-- DATASET EXCERPTS start --
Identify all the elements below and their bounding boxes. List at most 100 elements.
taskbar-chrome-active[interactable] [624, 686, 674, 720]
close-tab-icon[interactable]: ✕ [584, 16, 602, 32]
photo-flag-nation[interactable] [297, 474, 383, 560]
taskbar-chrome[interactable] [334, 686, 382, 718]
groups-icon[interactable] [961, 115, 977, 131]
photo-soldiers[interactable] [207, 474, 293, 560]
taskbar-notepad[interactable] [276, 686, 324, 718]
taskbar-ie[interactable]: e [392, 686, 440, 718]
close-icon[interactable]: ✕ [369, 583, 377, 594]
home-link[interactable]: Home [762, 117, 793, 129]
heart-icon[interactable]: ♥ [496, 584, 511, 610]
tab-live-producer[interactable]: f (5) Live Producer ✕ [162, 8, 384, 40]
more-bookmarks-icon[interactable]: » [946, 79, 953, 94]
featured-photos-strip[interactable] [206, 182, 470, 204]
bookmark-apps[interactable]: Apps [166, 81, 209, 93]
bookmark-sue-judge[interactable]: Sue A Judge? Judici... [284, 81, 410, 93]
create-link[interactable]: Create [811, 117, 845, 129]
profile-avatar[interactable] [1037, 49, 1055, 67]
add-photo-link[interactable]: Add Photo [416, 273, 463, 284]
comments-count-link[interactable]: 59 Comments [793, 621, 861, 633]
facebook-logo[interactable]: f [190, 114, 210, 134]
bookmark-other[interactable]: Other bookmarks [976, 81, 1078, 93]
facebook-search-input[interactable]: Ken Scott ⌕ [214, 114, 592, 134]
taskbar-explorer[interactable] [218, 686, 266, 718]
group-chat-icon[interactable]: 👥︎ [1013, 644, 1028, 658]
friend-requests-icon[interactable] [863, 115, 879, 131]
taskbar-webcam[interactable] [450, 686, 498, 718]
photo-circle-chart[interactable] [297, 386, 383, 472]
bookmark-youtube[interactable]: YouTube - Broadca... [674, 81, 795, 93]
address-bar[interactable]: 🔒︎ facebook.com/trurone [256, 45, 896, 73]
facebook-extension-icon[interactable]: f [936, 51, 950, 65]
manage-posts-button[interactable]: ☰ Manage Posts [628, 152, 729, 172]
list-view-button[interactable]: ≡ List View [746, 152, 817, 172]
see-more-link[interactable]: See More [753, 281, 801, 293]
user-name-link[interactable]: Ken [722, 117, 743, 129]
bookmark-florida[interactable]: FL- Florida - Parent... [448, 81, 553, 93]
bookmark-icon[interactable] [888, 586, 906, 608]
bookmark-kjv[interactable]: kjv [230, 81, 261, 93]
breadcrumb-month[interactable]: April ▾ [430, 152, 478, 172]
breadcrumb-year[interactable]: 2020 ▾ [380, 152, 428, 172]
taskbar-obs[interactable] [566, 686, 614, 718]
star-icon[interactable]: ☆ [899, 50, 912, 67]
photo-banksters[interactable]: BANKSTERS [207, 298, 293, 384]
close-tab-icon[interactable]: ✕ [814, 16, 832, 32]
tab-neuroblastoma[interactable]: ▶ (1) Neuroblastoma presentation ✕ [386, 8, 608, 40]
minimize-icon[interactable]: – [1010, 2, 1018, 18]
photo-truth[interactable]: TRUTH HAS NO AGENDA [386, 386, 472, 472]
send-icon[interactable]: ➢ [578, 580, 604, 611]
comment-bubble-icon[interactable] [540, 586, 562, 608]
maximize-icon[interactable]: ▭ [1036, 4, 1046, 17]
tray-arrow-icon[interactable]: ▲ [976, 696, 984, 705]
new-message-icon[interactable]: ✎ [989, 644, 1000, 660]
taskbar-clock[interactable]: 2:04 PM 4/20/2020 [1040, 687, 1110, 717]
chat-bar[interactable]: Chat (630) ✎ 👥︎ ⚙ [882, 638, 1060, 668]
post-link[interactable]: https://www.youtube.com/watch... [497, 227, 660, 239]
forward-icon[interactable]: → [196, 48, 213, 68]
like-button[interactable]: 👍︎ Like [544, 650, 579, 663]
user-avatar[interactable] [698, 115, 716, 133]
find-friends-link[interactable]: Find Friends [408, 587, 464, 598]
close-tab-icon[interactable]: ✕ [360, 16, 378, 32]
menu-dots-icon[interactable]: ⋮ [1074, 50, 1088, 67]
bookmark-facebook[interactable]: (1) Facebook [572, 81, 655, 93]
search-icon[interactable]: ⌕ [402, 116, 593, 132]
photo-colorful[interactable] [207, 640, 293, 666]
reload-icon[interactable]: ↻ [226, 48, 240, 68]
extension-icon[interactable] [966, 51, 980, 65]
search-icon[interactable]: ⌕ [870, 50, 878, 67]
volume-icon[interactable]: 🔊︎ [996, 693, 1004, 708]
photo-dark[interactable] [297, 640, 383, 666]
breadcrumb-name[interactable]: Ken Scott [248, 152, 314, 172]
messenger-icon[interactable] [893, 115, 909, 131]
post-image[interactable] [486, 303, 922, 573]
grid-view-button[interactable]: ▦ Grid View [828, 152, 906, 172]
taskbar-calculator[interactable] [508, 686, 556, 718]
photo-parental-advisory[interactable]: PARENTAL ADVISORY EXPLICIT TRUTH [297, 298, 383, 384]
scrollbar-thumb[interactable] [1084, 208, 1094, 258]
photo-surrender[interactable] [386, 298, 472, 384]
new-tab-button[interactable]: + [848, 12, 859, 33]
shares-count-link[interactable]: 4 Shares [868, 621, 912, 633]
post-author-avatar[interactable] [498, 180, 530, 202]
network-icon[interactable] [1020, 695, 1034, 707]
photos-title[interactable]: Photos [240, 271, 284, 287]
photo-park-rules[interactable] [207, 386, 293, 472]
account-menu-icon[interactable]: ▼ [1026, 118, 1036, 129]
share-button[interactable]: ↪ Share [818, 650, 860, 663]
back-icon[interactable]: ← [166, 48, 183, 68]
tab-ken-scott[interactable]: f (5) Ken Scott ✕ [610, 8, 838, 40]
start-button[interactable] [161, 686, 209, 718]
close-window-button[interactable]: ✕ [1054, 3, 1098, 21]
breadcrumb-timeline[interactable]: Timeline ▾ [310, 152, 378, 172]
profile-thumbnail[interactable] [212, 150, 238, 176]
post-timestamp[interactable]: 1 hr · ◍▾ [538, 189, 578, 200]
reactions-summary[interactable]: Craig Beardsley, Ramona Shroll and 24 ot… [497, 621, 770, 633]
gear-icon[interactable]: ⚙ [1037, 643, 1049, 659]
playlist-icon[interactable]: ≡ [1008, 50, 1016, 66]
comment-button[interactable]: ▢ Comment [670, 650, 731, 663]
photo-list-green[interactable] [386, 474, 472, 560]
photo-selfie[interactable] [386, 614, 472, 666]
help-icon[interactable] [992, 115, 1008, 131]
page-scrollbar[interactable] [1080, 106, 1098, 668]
-- DATASET EXCERPTS end --
● **EXERCISE GOAL**
Rewrite these records with every "interactable" changed to "clickable" and all other text left as it is.

● **COMPLETE OUTPUT**
Identify all the elements below and their bounding boxes. List at most 100 elements.
taskbar-chrome-active[clickable] [624, 686, 674, 720]
close-tab-icon[clickable]: ✕ [584, 16, 602, 32]
photo-flag-nation[clickable] [297, 474, 383, 560]
taskbar-chrome[clickable] [334, 686, 382, 718]
groups-icon[clickable] [961, 115, 977, 131]
photo-soldiers[clickable] [207, 474, 293, 560]
taskbar-notepad[clickable] [276, 686, 324, 718]
taskbar-ie[clickable]: e [392, 686, 440, 718]
close-icon[clickable]: ✕ [369, 583, 377, 594]
home-link[clickable]: Home [762, 117, 793, 129]
heart-icon[clickable]: ♥ [496, 584, 511, 610]
tab-live-producer[clickable]: f (5) Live Producer ✕ [162, 8, 384, 40]
more-bookmarks-icon[clickable]: » [946, 79, 953, 94]
featured-photos-strip[clickable] [206, 182, 470, 204]
bookmark-apps[clickable]: Apps [166, 81, 209, 93]
bookmark-sue-judge[clickable]: Sue A Judge? Judici... [284, 81, 410, 93]
create-link[clickable]: Create [811, 117, 845, 129]
profile-avatar[clickable] [1037, 49, 1055, 67]
add-photo-link[clickable]: Add Photo [416, 273, 463, 284]
comments-count-link[clickable]: 59 Comments [793, 621, 861, 633]
facebook-logo[clickable]: f [190, 114, 210, 134]
bookmark-other[clickable]: Other bookmarks [976, 81, 1078, 93]
facebook-search-input[clickable]: Ken Scott ⌕ [214, 114, 592, 134]
taskbar-explorer[clickable] [218, 686, 266, 718]
group-chat-icon[clickable]: 👥︎ [1013, 644, 1028, 658]
friend-requests-icon[clickable] [863, 115, 879, 131]
taskbar-webcam[clickable] [450, 686, 498, 718]
photo-circle-chart[clickable] [297, 386, 383, 472]
bookmark-youtube[clickable]: YouTube - Broadca... [674, 81, 795, 93]
address-bar[clickable]: 🔒︎ facebook.com/trurone [256, 45, 896, 73]
facebook-extension-icon[clickable]: f [936, 51, 950, 65]
manage-posts-button[clickable]: ☰ Manage Posts [628, 152, 729, 172]
list-view-button[clickable]: ≡ List View [746, 152, 817, 172]
see-more-link[clickable]: See More [753, 281, 801, 293]
user-name-link[clickable]: Ken [722, 117, 743, 129]
bookmark-florida[clickable]: FL- Florida - Parent... [448, 81, 553, 93]
bookmark-icon[clickable] [888, 586, 906, 608]
bookmark-kjv[clickable]: kjv [230, 81, 261, 93]
breadcrumb-month[clickable]: April ▾ [430, 152, 478, 172]
breadcrumb-year[clickable]: 2020 ▾ [380, 152, 428, 172]
taskbar-obs[clickable] [566, 686, 614, 718]
star-icon[clickable]: ☆ [899, 50, 912, 67]
photo-banksters[clickable]: BANKSTERS [207, 298, 293, 384]
close-tab-icon[clickable]: ✕ [814, 16, 832, 32]
tab-neuroblastoma[clickable]: ▶ (1) Neuroblastoma presentation ✕ [386, 8, 608, 40]
minimize-icon[clickable]: – [1010, 2, 1018, 18]
photo-truth[clickable]: TRUTH HAS NO AGENDA [386, 386, 472, 472]
send-icon[clickable]: ➢ [578, 580, 604, 611]
comment-bubble-icon[clickable] [540, 586, 562, 608]
maximize-icon[clickable]: ▭ [1036, 4, 1046, 17]
tray-arrow-icon[clickable]: ▲ [976, 696, 984, 705]
new-message-icon[clickable]: ✎ [989, 644, 1000, 660]
taskbar-clock[clickable]: 2:04 PM 4/20/2020 [1040, 687, 1110, 717]
chat-bar[clickable]: Chat (630) ✎ 👥︎ ⚙ [882, 638, 1060, 668]
post-link[clickable]: https://www.youtube.com/watch... [497, 227, 660, 239]
forward-icon[clickable]: → [196, 48, 213, 68]
like-button[clickable]: 👍︎ Like [544, 650, 579, 663]
user-avatar[clickable] [698, 115, 716, 133]
find-friends-link[clickable]: Find Friends [408, 587, 464, 598]
close-tab-icon[clickable]: ✕ [360, 16, 378, 32]
menu-dots-icon[clickable]: ⋮ [1074, 50, 1088, 67]
bookmark-facebook[clickable]: (1) Facebook [572, 81, 655, 93]
search-icon[clickable]: ⌕ [402, 116, 593, 132]
photo-colorful[clickable] [207, 640, 293, 666]
reload-icon[clickable]: ↻ [226, 48, 240, 68]
extension-icon[clickable] [966, 51, 980, 65]
search-icon[clickable]: ⌕ [870, 50, 878, 67]
volume-icon[clickable]: 🔊︎ [996, 693, 1004, 708]
photo-dark[clickable] [297, 640, 383, 666]
breadcrumb-name[clickable]: Ken Scott [248, 152, 314, 172]
messenger-icon[clickable] [893, 115, 909, 131]
post-image[clickable] [486, 303, 922, 573]
grid-view-button[clickable]: ▦ Grid View [828, 152, 906, 172]
taskbar-calculator[clickable] [508, 686, 556, 718]
photo-parental-advisory[clickable]: PARENTAL ADVISORY EXPLICIT TRUTH [297, 298, 383, 384]
scrollbar-thumb[clickable] [1084, 208, 1094, 258]
photo-surrender[clickable] [386, 298, 472, 384]
new-tab-button[clickable]: + [848, 12, 859, 33]
shares-count-link[clickable]: 4 Shares [868, 621, 912, 633]
post-author-avatar[clickable] [498, 180, 530, 202]
network-icon[clickable] [1020, 695, 1034, 707]
photos-title[clickable]: Photos [240, 271, 284, 287]
photo-park-rules[clickable] [207, 386, 293, 472]
account-menu-icon[clickable]: ▼ [1026, 118, 1036, 129]
share-button[clickable]: ↪ Share [818, 650, 860, 663]
back-icon[clickable]: ← [166, 48, 183, 68]
tab-ken-scott[clickable]: f (5) Ken Scott ✕ [610, 8, 838, 40]
start-button[clickable] [161, 686, 209, 718]
close-window-button[clickable]: ✕ [1054, 3, 1098, 21]
breadcrumb-timeline[clickable]: Timeline ▾ [310, 152, 378, 172]
profile-thumbnail[clickable] [212, 150, 238, 176]
post-timestamp[clickable]: 1 hr · ◍▾ [538, 189, 578, 200]
reactions-summary[clickable]: Craig Beardsley, Ramona Shroll and 24 ot… [497, 621, 770, 633]
gear-icon[clickable]: ⚙ [1037, 643, 1049, 659]
playlist-icon[clickable]: ≡ [1008, 50, 1016, 66]
comment-button[clickable]: ▢ Comment [670, 650, 731, 663]
photo-list-green[clickable] [386, 474, 472, 560]
photo-selfie[clickable] [386, 614, 472, 666]
help-icon[clickable] [992, 115, 1008, 131]
page-scrollbar[clickable] [1080, 106, 1098, 668]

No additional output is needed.